__Goal of the exercise__:
Retype the complete listing exactly as it appears.

┌──

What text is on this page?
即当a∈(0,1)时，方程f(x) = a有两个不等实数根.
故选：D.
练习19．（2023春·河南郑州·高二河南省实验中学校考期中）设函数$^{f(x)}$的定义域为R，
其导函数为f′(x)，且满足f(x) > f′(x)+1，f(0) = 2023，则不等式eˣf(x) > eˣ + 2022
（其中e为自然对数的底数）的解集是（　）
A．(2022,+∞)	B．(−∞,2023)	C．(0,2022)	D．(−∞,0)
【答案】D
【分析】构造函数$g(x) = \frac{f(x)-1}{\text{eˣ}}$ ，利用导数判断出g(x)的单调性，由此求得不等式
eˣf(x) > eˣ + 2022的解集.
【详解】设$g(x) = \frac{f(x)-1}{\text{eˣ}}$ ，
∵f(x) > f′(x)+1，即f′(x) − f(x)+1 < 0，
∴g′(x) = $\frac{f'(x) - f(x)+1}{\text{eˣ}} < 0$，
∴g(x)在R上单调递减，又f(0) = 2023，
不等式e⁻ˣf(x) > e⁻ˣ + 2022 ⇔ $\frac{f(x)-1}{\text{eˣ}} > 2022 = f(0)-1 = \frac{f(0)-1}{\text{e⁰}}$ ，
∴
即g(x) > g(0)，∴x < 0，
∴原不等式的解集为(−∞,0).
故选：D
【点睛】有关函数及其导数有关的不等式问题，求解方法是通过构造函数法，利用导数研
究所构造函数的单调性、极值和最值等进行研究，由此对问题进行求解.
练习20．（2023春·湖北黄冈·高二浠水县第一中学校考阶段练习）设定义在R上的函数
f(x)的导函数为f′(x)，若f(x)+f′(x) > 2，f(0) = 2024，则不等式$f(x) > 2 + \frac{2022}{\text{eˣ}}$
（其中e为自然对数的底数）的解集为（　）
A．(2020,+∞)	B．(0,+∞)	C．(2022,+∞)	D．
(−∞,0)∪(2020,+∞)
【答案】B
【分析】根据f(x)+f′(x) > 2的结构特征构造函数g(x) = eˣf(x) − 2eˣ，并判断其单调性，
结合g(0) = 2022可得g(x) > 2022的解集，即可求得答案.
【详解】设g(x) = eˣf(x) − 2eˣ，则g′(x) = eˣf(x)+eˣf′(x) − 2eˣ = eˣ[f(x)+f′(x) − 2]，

└──

__Worked answer__:
What text is on this page?
即当a∈(0,1)时，方程f(x) = a有两个不等实数根.
故选：D.
练习19．（2023春·河南郑州·高二河南省实验中学校考期中）设函数$^{f(x)}$的定义域为R，
其导函数为f′(x)，且满足f(x) > f′(x)+1，f(0) = 2023，则不等式eˣf(x) > eˣ + 2022
（其中e为自然对数的底数）的解集是（　）
A．(2022,+∞)	B．(−∞,2023)	C．(0,2022)	D．(−∞,0)
【答案】D
【分析】构造函数$g(x) = \frac{f(x)-1}{\text{eˣ}}$ ，利用导数判断出g(x)的单调性，由此求得不等式
eˣf(x) > eˣ + 2022的解集.
【详解】设$g(x) = \frac{f(x)-1}{\text{eˣ}}$ ，
∵f(x) > f′(x)+1，即f′(x) − f(x)+1 < 0，
∴g′(x) = $\frac{f'(x) - f(x)+1}{\text{eˣ}} < 0$，
∴g(x)在R上单调递减，又f(0) = 2023，
不等式e⁻ˣf(x) > e⁻ˣ + 2022 ⇔ $\frac{f(x)-1}{\text{eˣ}} > 2022 = f(0)-1 = \frac{f(0)-1}{\text{e⁰}}$ ，
∴
即g(x) > g(0)，∴x < 0，
∴原不等式的解集为(−∞,0).
故选：D
【点睛】有关函数及其导数有关的不等式问题，求解方法是通过构造函数法，利用导数研
究所构造函数的单调性、极值和最值等进行研究，由此对问题进行求解.
练习20．（2023春·湖北黄冈·高二浠水县第一中学校考阶段练习）设定义在R上的函数
f(x)的导函数为f′(x)，若f(x)+f′(x) > 2，f(0) = 2024，则不等式$f(x) > 2 + \frac{2022}{\text{eˣ}}$
（其中e为自然对数的底数）的解集为（　）
A．(2020,+∞)	B．(0,+∞)	C．(2022,+∞)	D．
(−∞,0)∪(2020,+∞)
【答案】B
【分析】根据f(x)+f′(x) > 2的结构特征构造函数g(x) = eˣf(x) − 2eˣ，并判断其单调性，
结合g(0) = 2022可得g(x) > 2022的解集，即可求得答案.
【详解】设g(x) = eˣf(x) − 2eˣ，则g′(x) = eˣf(x)+eˣf′(x) − 2eˣ = eˣ[f(x)+f′(x) − 2]，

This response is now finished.